▸ **TASK TO CARRY OUT**
Note each line that includes the word "From". Copy those lines.

▸ **EXTRACTED ENTRIES**
▬▬▬▬▬▬

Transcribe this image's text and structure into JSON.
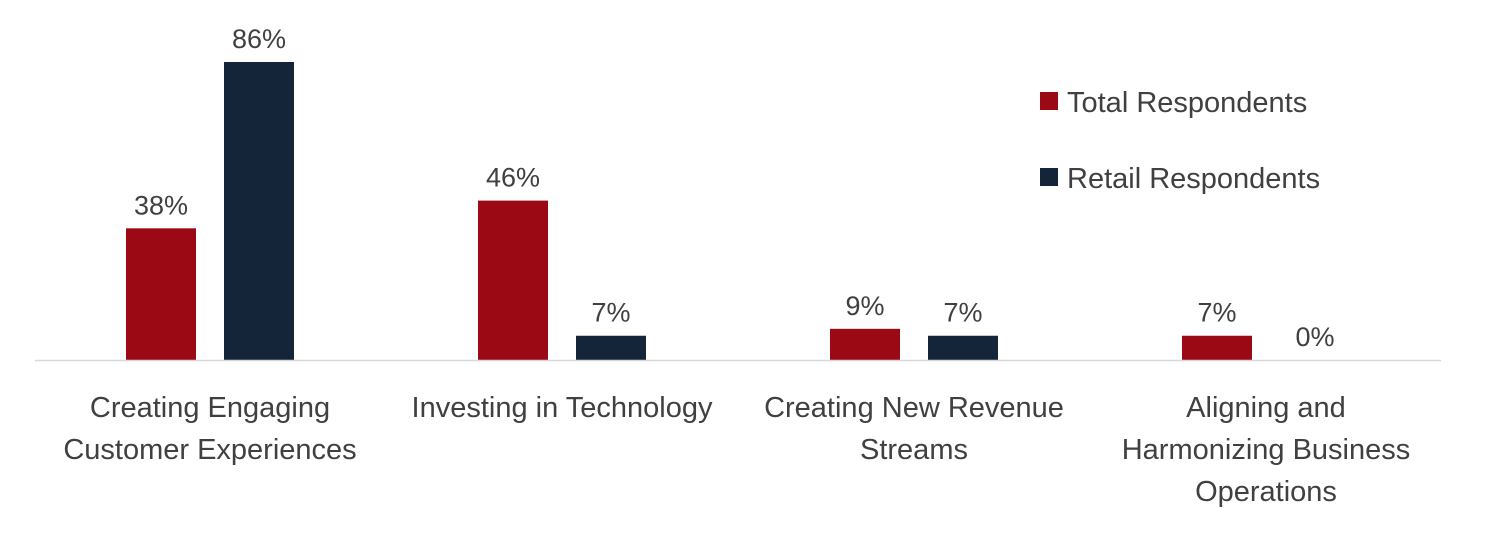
{
  "chart_data": {
    "type": "bar",
    "title": "",
    "xlabel": "",
    "ylabel": "",
    "ylim": [
      0,
      86
    ],
    "grid": false,
    "legend_position": "top-right",
    "categories": [
      [
        "Creating Engaging",
        "Customer Experiences"
      ],
      [
        "Investing in Technology"
      ],
      [
        "Creating New Revenue",
        "Streams"
      ],
      [
        "Aligning and",
        "Harmonizing Business",
        "Operations"
      ]
    ],
    "series": [
      {
        "name": "Total Respondents",
        "color": "#9B0A14",
        "values": [
          38,
          46,
          9,
          7
        ],
        "labels": [
          "38%",
          "46%",
          "9%",
          "7%"
        ]
      },
      {
        "name": "Retail Respondents",
        "color": "#14253A",
        "values": [
          86,
          7,
          7,
          0
        ],
        "labels": [
          "86%",
          "7%",
          "7%",
          "0%"
        ]
      }
    ]
  }
}
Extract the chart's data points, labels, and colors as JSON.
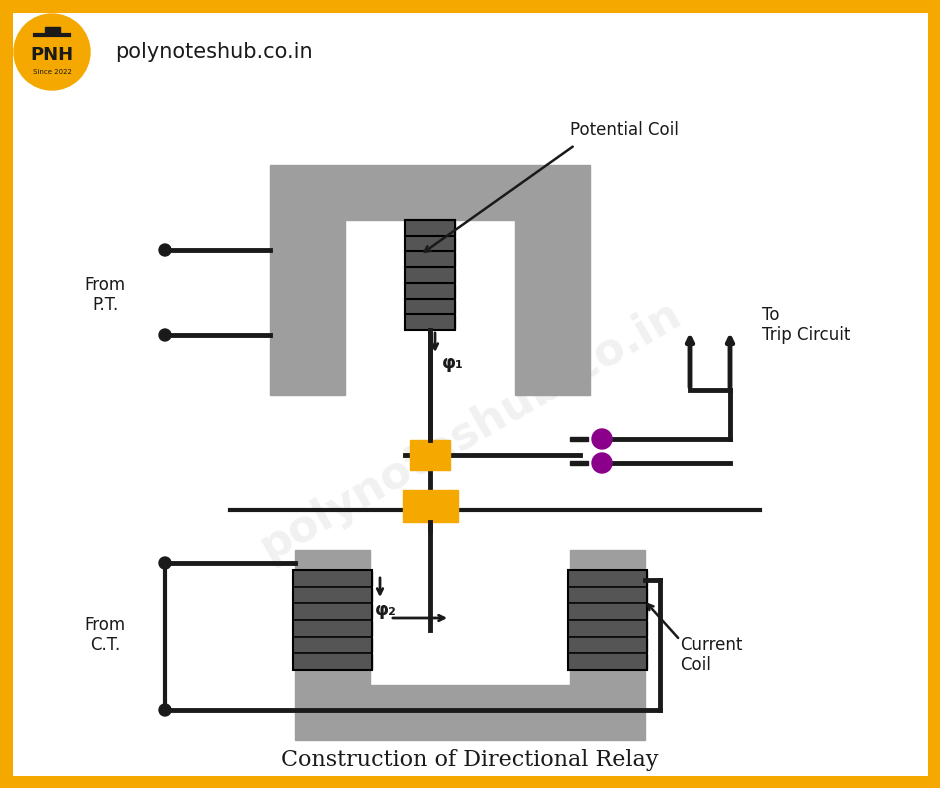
{
  "title": "Construction of Directional Relay",
  "background_color": "#ffffff",
  "border_color": "#F5A800",
  "border_width": 18,
  "gray_color": "#9E9E9E",
  "gold_color": "#F5A800",
  "purple_color": "#8B008B",
  "black_color": "#1a1a1a",
  "watermark_color": "#cccccc",
  "watermark_text": "polynoteshub.co.in",
  "header_text": "polynoteshub.co.in",
  "label_potential_coil": "Potential Coil",
  "label_from_pt": "From\nP.T.",
  "label_to_trip": "To\nTrip Circuit",
  "label_phi1": "φ₁",
  "label_phi2": "φ₂",
  "label_from_ct": "From\nC.T.",
  "label_current_coil": "Current\nCoil"
}
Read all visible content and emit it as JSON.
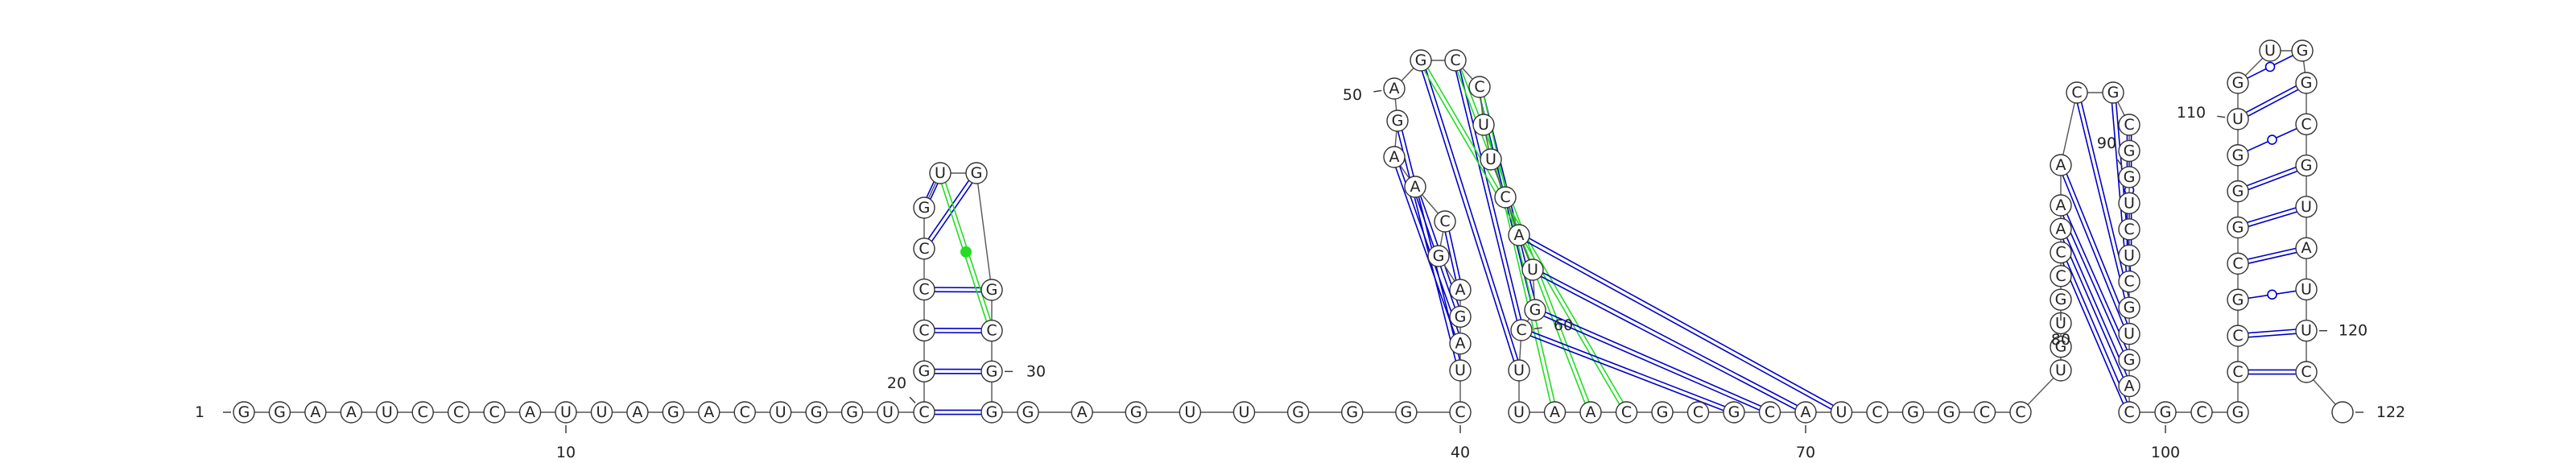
{
  "sequence": "GGAAUCCCAUUAGACUGGUCGCCCGUGGCGGGAGUUGGGCUAGAGCAAGAGCCUUCAUGCUUAACGCGCAUCGGCCUGUGCCAAACGCGGUCUCGUGACGCGCCGCGGGUGUGGCGUAUUC",
  "length": 122,
  "position_labels": [
    {
      "text": "1",
      "index": 1
    },
    {
      "text": "10",
      "index": 10
    },
    {
      "text": "20",
      "index": 20
    },
    {
      "text": "30",
      "index": 30
    },
    {
      "text": "40",
      "index": 40
    },
    {
      "text": "50",
      "index": 50
    },
    {
      "text": "60",
      "index": 60
    },
    {
      "text": "70",
      "index": 70
    },
    {
      "text": "80",
      "index": 80
    },
    {
      "text": "90",
      "index": 90
    },
    {
      "text": "100",
      "index": 100
    },
    {
      "text": "110",
      "index": 110
    },
    {
      "text": "120",
      "index": 120
    },
    {
      "text": "122",
      "index": 122
    }
  ],
  "base_pairs": [
    {
      "i": 20,
      "j": 31,
      "type": "canonical"
    },
    {
      "i": 21,
      "j": 30,
      "type": "canonical"
    },
    {
      "i": 22,
      "j": 29,
      "type": "canonical"
    },
    {
      "i": 23,
      "j": 28,
      "type": "canonical"
    },
    {
      "i": 24,
      "j": 27,
      "type": "canonical"
    },
    {
      "i": 25,
      "j": 26,
      "type": "canonical"
    },
    {
      "i": 26,
      "j": 29,
      "type": "non-canonical"
    },
    {
      "i": 41,
      "j": 49,
      "type": "canonical"
    },
    {
      "i": 42,
      "j": 48,
      "type": "canonical"
    },
    {
      "i": 43,
      "j": 47,
      "type": "canonical"
    },
    {
      "i": 44,
      "j": 46,
      "type": "canonical"
    },
    {
      "i": 51,
      "j": 61,
      "type": "canonical"
    },
    {
      "i": 52,
      "j": 60,
      "type": "canonical"
    },
    {
      "i": 53,
      "j": 59,
      "type": "canonical"
    },
    {
      "i": 51,
      "j": 65,
      "type": "non-canonical"
    },
    {
      "i": 52,
      "j": 64,
      "type": "non-canonical"
    },
    {
      "i": 53,
      "j": 63,
      "type": "non-canonical"
    },
    {
      "i": 57,
      "j": 71,
      "type": "canonical"
    },
    {
      "i": 58,
      "j": 70,
      "type": "canonical"
    },
    {
      "i": 59,
      "j": 69,
      "type": "canonical"
    },
    {
      "i": 60,
      "j": 68,
      "type": "canonical"
    },
    {
      "i": 82,
      "j": 99,
      "type": "canonical"
    },
    {
      "i": 83,
      "j": 98,
      "type": "canonical"
    },
    {
      "i": 84,
      "j": 97,
      "type": "canonical"
    },
    {
      "i": 85,
      "j": 96,
      "type": "canonical"
    },
    {
      "i": 86,
      "j": 95,
      "type": "canonical"
    },
    {
      "i": 87,
      "j": 94,
      "type": "canonical"
    },
    {
      "i": 88,
      "j": 93,
      "type": "canonical"
    },
    {
      "i": 89,
      "j": 92,
      "type": "wobble"
    },
    {
      "i": 103,
      "j": 121,
      "type": "canonical"
    },
    {
      "i": 104,
      "j": 120,
      "type": "canonical"
    },
    {
      "i": 105,
      "j": 119,
      "type": "wobble"
    },
    {
      "i": 106,
      "j": 118,
      "type": "canonical"
    },
    {
      "i": 107,
      "j": 117,
      "type": "canonical"
    },
    {
      "i": 108,
      "j": 116,
      "type": "canonical"
    },
    {
      "i": 109,
      "j": 115,
      "type": "wobble"
    },
    {
      "i": 110,
      "j": 114,
      "type": "canonical"
    },
    {
      "i": 111,
      "j": 113,
      "type": "wobble"
    }
  ],
  "colors": {
    "canonical": "#0000cc",
    "wobble": "#0000cc",
    "non-canonical": "#22dd22",
    "backbone": "#555555",
    "nucleotide_border": "#333333"
  }
}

▬▬▬▬▬▬

▸ **OUTPUT FOR THIS EXERCISE**
  "label_from_pt": "From\nP.T.",
  "label_from_ct": "From\nC.T.",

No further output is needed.